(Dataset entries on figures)
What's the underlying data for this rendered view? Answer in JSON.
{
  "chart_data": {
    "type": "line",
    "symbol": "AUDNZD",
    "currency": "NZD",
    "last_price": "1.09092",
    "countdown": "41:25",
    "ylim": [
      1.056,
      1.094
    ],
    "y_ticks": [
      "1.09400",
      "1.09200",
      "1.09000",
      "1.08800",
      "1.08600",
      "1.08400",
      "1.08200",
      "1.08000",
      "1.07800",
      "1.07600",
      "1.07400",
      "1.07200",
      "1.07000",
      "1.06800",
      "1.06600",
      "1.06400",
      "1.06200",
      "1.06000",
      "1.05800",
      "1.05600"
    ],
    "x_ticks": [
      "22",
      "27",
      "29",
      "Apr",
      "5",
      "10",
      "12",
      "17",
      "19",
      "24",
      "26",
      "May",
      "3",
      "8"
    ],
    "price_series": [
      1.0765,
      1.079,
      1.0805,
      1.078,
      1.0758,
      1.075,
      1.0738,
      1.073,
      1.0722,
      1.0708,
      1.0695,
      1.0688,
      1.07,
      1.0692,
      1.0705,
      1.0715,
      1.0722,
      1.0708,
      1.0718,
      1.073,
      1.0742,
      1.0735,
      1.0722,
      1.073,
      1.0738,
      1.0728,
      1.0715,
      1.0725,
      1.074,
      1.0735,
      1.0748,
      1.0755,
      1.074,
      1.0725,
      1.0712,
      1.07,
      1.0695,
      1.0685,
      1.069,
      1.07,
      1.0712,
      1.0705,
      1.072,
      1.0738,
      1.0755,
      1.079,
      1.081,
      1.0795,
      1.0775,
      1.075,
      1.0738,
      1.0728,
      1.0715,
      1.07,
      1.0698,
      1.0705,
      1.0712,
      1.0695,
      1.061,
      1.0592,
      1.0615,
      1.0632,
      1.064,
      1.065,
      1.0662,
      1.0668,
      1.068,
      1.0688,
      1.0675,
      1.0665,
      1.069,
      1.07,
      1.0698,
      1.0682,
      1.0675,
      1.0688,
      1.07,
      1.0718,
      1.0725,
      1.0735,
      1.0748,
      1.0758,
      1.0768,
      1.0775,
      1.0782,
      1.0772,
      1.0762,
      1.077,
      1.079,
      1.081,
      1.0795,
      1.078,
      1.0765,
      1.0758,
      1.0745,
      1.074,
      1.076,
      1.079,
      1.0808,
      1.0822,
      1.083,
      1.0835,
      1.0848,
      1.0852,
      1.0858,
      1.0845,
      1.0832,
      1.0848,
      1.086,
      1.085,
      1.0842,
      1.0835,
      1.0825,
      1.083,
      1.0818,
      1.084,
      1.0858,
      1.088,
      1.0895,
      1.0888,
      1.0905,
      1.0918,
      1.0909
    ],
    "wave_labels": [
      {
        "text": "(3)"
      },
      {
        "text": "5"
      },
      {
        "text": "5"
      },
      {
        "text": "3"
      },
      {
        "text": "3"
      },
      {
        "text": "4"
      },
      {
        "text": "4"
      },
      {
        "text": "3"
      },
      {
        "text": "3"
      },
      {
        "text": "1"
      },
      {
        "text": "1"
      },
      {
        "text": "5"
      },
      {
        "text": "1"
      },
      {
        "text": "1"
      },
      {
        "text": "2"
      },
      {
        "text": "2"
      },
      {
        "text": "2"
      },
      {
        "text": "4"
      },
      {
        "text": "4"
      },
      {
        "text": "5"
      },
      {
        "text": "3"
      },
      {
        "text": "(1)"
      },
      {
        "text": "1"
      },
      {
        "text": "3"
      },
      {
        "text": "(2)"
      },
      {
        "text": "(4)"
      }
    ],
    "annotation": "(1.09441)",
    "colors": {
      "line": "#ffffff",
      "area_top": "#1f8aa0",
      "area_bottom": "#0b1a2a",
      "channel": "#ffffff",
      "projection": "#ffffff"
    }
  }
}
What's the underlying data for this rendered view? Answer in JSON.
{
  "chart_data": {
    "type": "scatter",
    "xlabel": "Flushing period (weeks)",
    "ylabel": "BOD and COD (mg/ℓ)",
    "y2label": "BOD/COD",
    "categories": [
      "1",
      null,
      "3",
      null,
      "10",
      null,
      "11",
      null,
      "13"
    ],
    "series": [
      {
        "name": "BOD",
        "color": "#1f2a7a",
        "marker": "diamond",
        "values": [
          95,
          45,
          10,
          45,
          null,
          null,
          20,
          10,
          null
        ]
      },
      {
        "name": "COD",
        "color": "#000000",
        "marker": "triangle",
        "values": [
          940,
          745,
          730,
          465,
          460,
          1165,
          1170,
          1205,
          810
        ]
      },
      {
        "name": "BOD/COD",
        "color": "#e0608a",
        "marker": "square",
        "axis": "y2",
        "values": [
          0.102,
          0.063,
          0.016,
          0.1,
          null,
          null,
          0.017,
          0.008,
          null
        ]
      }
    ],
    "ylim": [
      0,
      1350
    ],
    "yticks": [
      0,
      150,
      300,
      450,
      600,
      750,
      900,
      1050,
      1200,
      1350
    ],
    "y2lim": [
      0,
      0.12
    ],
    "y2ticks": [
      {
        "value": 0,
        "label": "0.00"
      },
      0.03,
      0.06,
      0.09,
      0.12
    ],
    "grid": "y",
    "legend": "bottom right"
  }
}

**Written instruction**
Transcribe all of the lines in the records precisely.

**Written solution**
What's the underlying data for this rendered view? Answer in JSON.
{
  "chart_data": {
    "type": "line",
    "symbol": "AUDNZD",
    "currency": "NZD",
    "last_price": "1.09092",
    "countdown": "41:25",
    "ylim": [
      1.056,
      1.094
    ],
    "y_ticks": [
      "1.09400",
      "1.09200",
      "1.09000",
      "1.08800",
      "1.08600",
      "1.08400",
      "1.08200",
      "1.08000",
      "1.07800",
      "1.07600",
      "1.07400",
      "1.07200",
      "1.07000",
      "1.06800",
      "1.06600",
      "1.06400",
      "1.06200",
      "1.06000",
      "1.05800",
      "1.05600"
    ],
    "x_ticks": [
      "22",
      "27",
      "29",
      "Apr",
      "5",
      "10",
      "12",
      "17",
      "19",
      "24",
      "26",
      "May",
      "3",
      "8"
    ],
    "price_series": [
      1.0765,
      1.079,
      1.0805,
      1.078,
      1.0758,
      1.075,
      1.0738,
      1.073,
      1.0722,
      1.0708,
      1.0695,
      1.0688,
      1.07,
      1.0692,
      1.0705,
      1.0715,
      1.0722,
      1.0708,
      1.0718,
      1.073,
      1.0742,
      1.0735,
      1.0722,
      1.073,
      1.0738,
      1.0728,
      1.0715,
      1.0725,
      1.074,
      1.0735,
      1.0748,
      1.0755,
      1.074,
      1.0725,
      1.0712,
      1.07,
      1.0695,
      1.0685,
      1.069,
      1.07,
      1.0712,
      1.0705,
      1.072,
      1.0738,
      1.0755,
      1.079,
      1.081,
      1.0795,
      1.0775,
      1.075,
      1.0738,
      1.0728,
      1.0715,
      1.07,
      1.0698,
      1.0705,
      1.0712,
      1.0695,
      1.061,
      1.0592,
      1.0615,
      1.0632,
      1.064,
      1.065,
      1.0662,
      1.0668,
      1.068,
      1.0688,
      1.0675,
      1.0665,
      1.069,
      1.07,
      1.0698,
      1.0682,
      1.0675,
      1.0688,
      1.07,
      1.0718,
      1.0725,
      1.0735,
      1.0748,
      1.0758,
      1.0768,
      1.0775,
      1.0782,
      1.0772,
      1.0762,
      1.077,
      1.079,
      1.081,
      1.0795,
      1.078,
      1.0765,
      1.0758,
      1.0745,
      1.074,
      1.076,
      1.079,
      1.0808,
      1.0822,
      1.083,
      1.0835,
      1.0848,
      1.0852,
      1.0858,
      1.0845,
      1.0832,
      1.0848,
      1.086,
      1.085,
      1.0842,
      1.0835,
      1.0825,
      1.083,
      1.0818,
      1.084,
      1.0858,
      1.088,
      1.0895,
      1.0888,
      1.0905,
      1.0918,
      1.0909
    ],
    "wave_labels": [
      {
        "text": "(3)"
      },
      {
        "text": "5"
      },
      {
        "text": "5"
      },
      {
        "text": "3"
      },
      {
        "text": "3"
      },
      {
        "text": "4"
      },
      {
        "text": "4"
      },
      {
        "text": "3"
      },
      {
        "text": "3"
      },
      {
        "text": "1"
      },
      {
        "text": "1"
      },
      {
        "text": "5"
      },
      {
        "text": "1"
      },
      {
        "text": "1"
      },
      {
        "text": "2"
      },
      {
        "text": "2"
      },
      {
        "text": "2"
      },
      {
        "text": "4"
      },
      {
        "text": "4"
      },
      {
        "text": "5"
      },
      {
        "text": "3"
      },
      {
        "text": "(1)"
      },
      {
        "text": "1"
      },
      {
        "text": "3"
      },
      {
        "text": "(2)"
      },
      {
        "text": "(4)"
      }
    ],
    "annotation": "(1.09441)",
    "colors": {
      "line": "#ffffff",
      "area_top": "#1f8aa0",
      "area_bottom": "#0b1a2a",
      "channel": "#ffffff",
      "projection": "#ffffff"
    }
  }
}
What's the underlying data for this rendered view? Answer in JSON.
{
  "chart_data": {
    "type": "scatter",
    "xlabel": "Flushing period (weeks)",
    "ylabel": "BOD and COD (mg/ℓ)",
    "y2label": "BOD/COD",
    "categories": [
      "1",
      null,
      "3",
      null,
      "10",
      null,
      "11",
      null,
      "13"
    ],
    "series": [
      {
        "name": "BOD",
        "color": "#1f2a7a",
        "marker": "diamond",
        "values": [
          95,
          45,
          10,
          45,
          null,
          null,
          20,
          10,
          null
        ]
      },
      {
        "name": "COD",
        "color": "#000000",
        "marker": "triangle",
        "values": [
          940,
          745,
          730,
          465,
          460,
          1165,
          1170,
          1205,
          810
        ]
      },
      {
        "name": "BOD/COD",
        "color": "#e0608a",
        "marker": "square",
        "axis": "y2",
        "values": [
          0.102,
          0.063,
          0.016,
          0.1,
          null,
          null,
          0.017,
          0.008,
          null
        ]
      }
    ],
    "ylim": [
      0,
      1350
    ],
    "yticks": [
      0,
      150,
      300,
      450,
      600,
      750,
      900,
      1050,
      1200,
      1350
    ],
    "y2lim": [
      0,
      0.12
    ],
    "y2ticks": [
      {
        "value": 0,
        "label": "0.00"
      },
      0.03,
      0.06,
      0.09,
      0.12
    ],
    "grid": "y",
    "legend": "bottom right"
  }
}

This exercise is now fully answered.